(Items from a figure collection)

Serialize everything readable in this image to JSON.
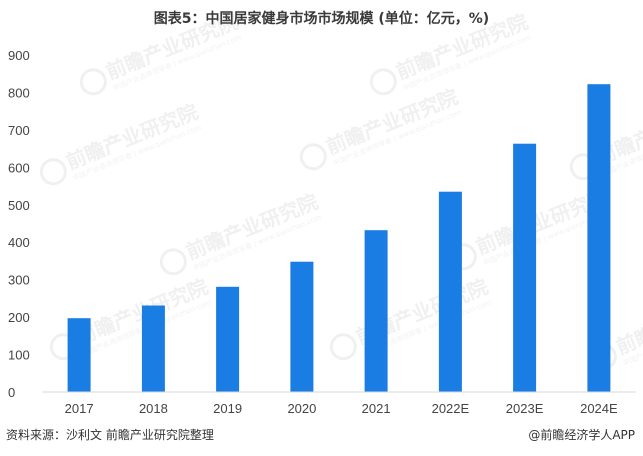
{
  "title": "图表5：中国居家健身市场市场规模 (单位：亿元，%)",
  "chart_data": {
    "type": "bar",
    "categories": [
      "2017",
      "2018",
      "2019",
      "2020",
      "2021",
      "2022E",
      "2023E",
      "2024E"
    ],
    "values": [
      197,
      231,
      281,
      348,
      432,
      535,
      663,
      822
    ],
    "ylim": [
      0,
      900
    ],
    "yticks": [
      0,
      100,
      200,
      300,
      400,
      500,
      600,
      700,
      800,
      900
    ],
    "grid": false,
    "bar_color": "#1a7de3"
  },
  "watermark": {
    "text": "前瞻产业研究院",
    "subtext": "中国产业咨询领导者 | www.qianzhan.com"
  },
  "footer": {
    "source": "资料来源：沙利文 前瞻产业研究院整理",
    "brand": "@前瞻经济学人APP"
  }
}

Written problem:
Write out the material above again, word for word, minus its pictures.

Task solution:
Serialize everything readable in this image to JSON.
{
  "title": "图表5：中国居家健身市场市场规模 (单位：亿元，%)",
  "chart_data": {
    "type": "bar",
    "categories": [
      "2017",
      "2018",
      "2019",
      "2020",
      "2021",
      "2022E",
      "2023E",
      "2024E"
    ],
    "values": [
      197,
      231,
      281,
      348,
      432,
      535,
      663,
      822
    ],
    "ylim": [
      0,
      900
    ],
    "yticks": [
      0,
      100,
      200,
      300,
      400,
      500,
      600,
      700,
      800,
      900
    ],
    "grid": false,
    "bar_color": "#1a7de3"
  },
  "watermark": {
    "text": "前瞻产业研究院",
    "subtext": "中国产业咨询领导者 | www.qianzhan.com"
  },
  "footer": {
    "source": "资料来源：沙利文 前瞻产业研究院整理",
    "brand": "@前瞻经济学人APP"
  }
}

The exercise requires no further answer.